__Written exercise__
Continue the manual page on the Hyper-V VMBus driver from the point where it stops.

__Source__
HYPER-V(4) | Device Drivers Manual | HYPER-V(4) |
hv_vmbus
— Hyper-V
Virtual Machine Bus (VMBus) Driver
To compile this driver into the kernel, place the following lines in the system kernel configuration file:
device hyperv
device pci
The hv_vmbus
provides a high performance
communication interface between guest and root partitions in Hyper-V.
Hyper-V is a hypervisor-based virtualization technology from Microsoft.
Hyper-V supports isolation in terms of a partition. A partition is a logical
unit of isolation, supported by the hypervisor, in which operating systems
execute.
The Microsoft hypervisor must have at least one parent, or root, partition, running Windows Server operating system. The virtualization stack runs in the parent partition and has direct access to the hardware devices. The root partition then creates the child partitions which host the guest operating systems.

__Excerpted data__
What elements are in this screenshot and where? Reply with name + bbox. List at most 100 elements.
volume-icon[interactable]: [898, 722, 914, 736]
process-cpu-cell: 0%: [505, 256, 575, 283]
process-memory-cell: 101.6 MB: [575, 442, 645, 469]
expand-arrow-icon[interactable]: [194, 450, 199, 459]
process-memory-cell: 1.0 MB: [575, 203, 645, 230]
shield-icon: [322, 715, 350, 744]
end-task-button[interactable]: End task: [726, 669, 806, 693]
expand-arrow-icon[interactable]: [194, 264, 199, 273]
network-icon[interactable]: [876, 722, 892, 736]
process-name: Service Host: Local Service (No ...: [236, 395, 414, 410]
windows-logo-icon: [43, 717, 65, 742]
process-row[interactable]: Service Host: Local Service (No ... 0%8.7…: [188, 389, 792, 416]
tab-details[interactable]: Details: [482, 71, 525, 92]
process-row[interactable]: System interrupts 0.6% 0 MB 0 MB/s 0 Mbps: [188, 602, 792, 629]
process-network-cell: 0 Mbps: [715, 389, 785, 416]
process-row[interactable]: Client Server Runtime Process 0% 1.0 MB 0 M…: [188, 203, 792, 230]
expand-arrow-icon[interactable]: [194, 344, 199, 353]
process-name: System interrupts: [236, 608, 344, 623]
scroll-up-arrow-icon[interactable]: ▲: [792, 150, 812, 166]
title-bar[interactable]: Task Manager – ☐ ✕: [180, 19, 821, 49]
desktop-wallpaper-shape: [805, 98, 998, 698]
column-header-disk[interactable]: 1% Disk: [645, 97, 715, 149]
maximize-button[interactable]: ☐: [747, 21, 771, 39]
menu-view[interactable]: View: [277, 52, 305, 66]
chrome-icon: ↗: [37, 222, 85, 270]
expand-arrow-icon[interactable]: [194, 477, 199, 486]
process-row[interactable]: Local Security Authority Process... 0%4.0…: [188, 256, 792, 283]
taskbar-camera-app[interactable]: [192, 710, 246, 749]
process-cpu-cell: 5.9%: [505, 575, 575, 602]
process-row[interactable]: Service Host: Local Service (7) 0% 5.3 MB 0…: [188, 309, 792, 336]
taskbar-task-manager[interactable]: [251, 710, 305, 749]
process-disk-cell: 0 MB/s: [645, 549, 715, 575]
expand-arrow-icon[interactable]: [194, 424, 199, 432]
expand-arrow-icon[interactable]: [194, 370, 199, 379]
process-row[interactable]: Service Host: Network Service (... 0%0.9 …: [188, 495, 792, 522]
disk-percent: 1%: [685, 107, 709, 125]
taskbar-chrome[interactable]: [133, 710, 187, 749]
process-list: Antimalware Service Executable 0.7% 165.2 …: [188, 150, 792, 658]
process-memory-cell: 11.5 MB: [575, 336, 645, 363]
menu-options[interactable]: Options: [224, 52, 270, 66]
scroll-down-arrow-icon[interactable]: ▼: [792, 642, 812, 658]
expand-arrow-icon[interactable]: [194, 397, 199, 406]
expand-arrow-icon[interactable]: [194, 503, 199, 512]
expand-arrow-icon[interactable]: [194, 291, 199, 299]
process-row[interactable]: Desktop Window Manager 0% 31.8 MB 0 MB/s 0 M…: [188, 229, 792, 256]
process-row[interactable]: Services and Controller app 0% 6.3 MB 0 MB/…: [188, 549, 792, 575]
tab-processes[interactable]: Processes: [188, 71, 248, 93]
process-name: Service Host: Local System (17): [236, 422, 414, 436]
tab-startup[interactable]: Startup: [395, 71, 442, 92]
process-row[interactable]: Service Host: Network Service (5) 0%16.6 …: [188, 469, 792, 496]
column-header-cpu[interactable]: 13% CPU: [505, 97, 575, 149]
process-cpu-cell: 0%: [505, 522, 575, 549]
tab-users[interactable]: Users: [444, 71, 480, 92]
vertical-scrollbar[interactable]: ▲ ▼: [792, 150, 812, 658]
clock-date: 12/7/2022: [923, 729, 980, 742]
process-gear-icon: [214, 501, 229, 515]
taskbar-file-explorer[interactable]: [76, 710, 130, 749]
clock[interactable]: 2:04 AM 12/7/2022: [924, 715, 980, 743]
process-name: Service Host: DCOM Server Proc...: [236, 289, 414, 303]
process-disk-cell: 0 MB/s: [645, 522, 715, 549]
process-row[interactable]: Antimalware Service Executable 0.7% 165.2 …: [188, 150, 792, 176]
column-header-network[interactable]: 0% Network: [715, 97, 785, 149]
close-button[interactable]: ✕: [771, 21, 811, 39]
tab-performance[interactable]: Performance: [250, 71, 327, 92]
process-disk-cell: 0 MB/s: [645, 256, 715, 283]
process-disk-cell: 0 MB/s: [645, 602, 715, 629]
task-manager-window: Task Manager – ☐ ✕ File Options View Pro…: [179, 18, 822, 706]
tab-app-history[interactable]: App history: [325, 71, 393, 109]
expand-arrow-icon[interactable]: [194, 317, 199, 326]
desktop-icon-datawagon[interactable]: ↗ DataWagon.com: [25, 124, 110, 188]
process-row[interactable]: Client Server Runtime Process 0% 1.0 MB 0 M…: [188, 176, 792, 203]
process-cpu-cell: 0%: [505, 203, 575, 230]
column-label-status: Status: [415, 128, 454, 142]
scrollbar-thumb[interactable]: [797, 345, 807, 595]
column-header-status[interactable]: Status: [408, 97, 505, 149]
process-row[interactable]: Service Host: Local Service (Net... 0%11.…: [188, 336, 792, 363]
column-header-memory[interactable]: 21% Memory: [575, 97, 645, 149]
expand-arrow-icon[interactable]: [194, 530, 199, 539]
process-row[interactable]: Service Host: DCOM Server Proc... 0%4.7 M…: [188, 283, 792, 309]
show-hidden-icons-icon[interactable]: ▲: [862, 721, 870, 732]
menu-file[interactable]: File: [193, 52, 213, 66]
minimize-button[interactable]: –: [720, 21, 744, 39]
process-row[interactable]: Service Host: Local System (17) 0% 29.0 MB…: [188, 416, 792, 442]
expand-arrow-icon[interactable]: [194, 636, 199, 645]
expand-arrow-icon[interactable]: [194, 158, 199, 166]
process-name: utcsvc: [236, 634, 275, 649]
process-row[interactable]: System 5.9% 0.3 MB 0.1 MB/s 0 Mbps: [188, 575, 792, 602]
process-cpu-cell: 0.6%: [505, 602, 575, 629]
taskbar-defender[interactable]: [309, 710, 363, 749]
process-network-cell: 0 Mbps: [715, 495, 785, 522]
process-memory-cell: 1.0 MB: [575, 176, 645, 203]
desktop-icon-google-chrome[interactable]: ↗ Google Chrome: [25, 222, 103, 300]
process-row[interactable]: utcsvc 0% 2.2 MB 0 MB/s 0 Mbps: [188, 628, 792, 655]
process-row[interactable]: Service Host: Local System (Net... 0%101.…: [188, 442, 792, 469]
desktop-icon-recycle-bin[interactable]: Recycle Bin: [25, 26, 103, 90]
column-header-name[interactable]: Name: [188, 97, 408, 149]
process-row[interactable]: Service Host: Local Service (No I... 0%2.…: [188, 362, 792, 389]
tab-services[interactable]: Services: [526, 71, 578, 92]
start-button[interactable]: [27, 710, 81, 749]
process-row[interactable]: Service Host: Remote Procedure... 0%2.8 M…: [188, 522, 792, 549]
--
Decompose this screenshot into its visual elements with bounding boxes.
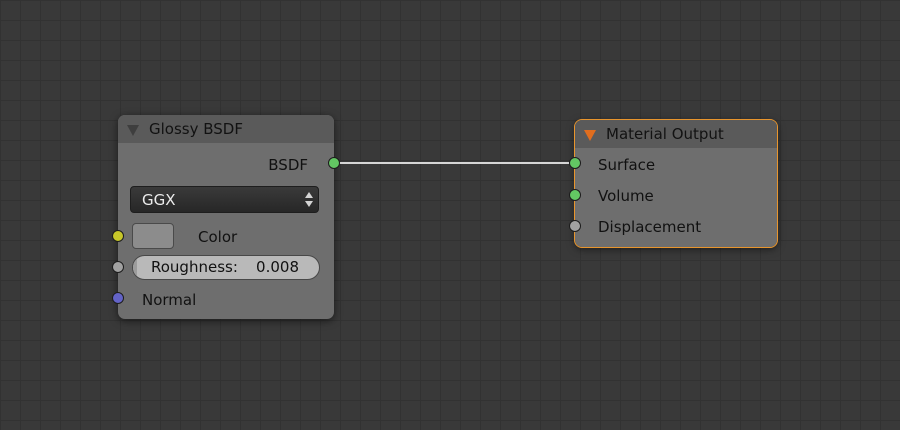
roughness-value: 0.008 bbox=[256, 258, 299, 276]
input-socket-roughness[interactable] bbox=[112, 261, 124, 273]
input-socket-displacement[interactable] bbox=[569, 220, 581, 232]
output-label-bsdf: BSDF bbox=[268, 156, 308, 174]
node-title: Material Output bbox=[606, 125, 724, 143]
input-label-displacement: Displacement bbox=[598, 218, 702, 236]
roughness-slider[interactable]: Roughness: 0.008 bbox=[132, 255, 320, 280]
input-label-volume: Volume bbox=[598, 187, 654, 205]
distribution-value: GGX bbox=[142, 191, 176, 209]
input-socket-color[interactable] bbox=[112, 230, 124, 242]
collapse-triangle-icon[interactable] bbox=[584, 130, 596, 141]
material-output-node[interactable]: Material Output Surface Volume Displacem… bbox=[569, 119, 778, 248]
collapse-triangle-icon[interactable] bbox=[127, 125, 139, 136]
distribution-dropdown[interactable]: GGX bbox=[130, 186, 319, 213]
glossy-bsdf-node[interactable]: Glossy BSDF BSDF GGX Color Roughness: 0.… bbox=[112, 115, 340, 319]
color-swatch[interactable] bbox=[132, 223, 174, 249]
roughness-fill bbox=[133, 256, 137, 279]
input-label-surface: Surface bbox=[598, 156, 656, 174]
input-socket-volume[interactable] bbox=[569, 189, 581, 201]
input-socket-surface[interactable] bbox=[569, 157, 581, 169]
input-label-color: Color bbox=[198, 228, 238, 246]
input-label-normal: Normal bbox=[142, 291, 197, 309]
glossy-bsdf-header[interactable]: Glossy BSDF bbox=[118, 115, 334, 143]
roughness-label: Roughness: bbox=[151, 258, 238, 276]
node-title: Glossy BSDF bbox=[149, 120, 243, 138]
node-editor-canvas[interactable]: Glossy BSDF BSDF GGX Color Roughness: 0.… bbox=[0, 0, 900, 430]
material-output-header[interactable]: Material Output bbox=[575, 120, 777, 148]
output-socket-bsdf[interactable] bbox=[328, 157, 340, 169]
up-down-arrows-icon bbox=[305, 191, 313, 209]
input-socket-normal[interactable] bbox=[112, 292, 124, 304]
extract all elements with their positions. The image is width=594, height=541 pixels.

__Task result__
Child partitions do not have direct access to other hardware resources and are presented a virtual view of the resources, as virtual devices (VDevs). Requests to the virtual devices are redirected either via the VMBus or the hypervisor to the devices in the parent partition, which handles the requests.
The VMBus is a logical inter-partition communication channel. The parent partition hosts Virtualization Service Providers (VSPs) which communicate over the VMBus to handle device access requests from child partitions. Child partitions host Virtualization Service Consumers (VSCs) which redirect device requests to VSPs in the parent partition via the VMBus. The Hyper-V VMBus driver defines and implements the interface that facilitate high performance bi-directional communication between the VSCs and VSPs. All VSCs utilize the VMBus driver.
Support for hv_vmbus
first appeared in
FreeBSD 10.0. The driver was developed through a
joint effort between Citrix Incorporated, Microsoft Corporation, and Network
Appliance Incorporated.
FreeBSD support for
hv_vmbus
was first added by
Microsoft BSD Integration Services Team
<bsdic@microsoft.com>.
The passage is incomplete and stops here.